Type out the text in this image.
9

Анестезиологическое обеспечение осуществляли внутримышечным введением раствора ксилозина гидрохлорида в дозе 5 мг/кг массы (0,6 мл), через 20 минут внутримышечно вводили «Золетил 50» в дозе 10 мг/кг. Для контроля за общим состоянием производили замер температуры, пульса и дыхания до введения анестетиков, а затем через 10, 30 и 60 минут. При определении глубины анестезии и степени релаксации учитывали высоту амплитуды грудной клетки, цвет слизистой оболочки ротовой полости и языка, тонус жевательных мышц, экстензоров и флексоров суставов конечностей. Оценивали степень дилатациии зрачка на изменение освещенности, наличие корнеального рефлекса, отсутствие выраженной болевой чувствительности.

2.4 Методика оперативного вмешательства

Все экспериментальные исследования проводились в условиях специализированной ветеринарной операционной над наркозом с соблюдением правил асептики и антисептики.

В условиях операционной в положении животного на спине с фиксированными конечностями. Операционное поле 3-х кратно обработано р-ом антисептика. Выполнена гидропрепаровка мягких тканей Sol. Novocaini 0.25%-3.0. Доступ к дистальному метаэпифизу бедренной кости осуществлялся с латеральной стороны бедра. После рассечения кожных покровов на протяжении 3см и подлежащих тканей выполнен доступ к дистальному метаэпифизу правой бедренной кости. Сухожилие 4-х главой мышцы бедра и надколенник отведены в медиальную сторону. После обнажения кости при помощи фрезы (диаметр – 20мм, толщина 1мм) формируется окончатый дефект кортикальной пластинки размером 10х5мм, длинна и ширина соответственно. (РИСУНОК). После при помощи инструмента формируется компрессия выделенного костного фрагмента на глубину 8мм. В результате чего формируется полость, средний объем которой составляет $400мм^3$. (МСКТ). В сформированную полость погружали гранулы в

What the task requires: The records above are to be repeated exactly, in their entirety.

Output of the task:
Type out the text in this image.
9

Анестезиологическое обеспечение осуществляли внутримышечным введением раствора ксилозина гидрохлорида в дозе 5 мг/кг массы (0,6 мл), через 20 минут внутримышечно вводили «Золетил 50» в дозе 10 мг/кг. Для контроля за общим состоянием производили замер температуры, пульса и дыхания до введения анестетиков, а затем через 10, 30 и 60 минут. При определении глубины анестезии и степени релаксации учитывали высоту амплитуды грудной клетки, цвет слизистой оболочки ротовой полости и языка, тонус жевательных мышц, экстензоров и флексоров суставов конечностей. Оценивали степень дилатациии зрачка на изменение освещенности, наличие корнеального рефлекса, отсутствие выраженной болевой чувствительности.

2.4 Методика оперативного вмешательства

Все экспериментальные исследования проводились в условиях специализированной ветеринарной операционной над наркозом с соблюдением правил асептики и антисептики.

В условиях операционной в положении животного на спине с фиксированными конечностями. Операционное поле 3-х кратно обработано р-ом антисептика. Выполнена гидропрепаровка мягких тканей Sol. Novocaini 0.25%-3.0. Доступ к дистальному метаэпифизу бедренной кости осуществлялся с латеральной стороны бедра. После рассечения кожных покровов на протяжении 3см и подлежащих тканей выполнен доступ к дистальному метаэпифизу правой бедренной кости. Сухожилие 4-х главой мышцы бедра и надколенник отведены в медиальную сторону. После обнажения кости при помощи фрезы (диаметр – 20мм, толщина 1мм) формируется окончатый дефект кортикальной пластинки размером 10х5мм, длинна и ширина соответственно. (РИСУНОК). После при помощи инструмента формируется компрессия выделенного костного фрагмента на глубину 8мм. В результате чего формируется полость, средний объем которой составляет $400мм^3$. (МСКТ). В сформированную полость погружали гранулы в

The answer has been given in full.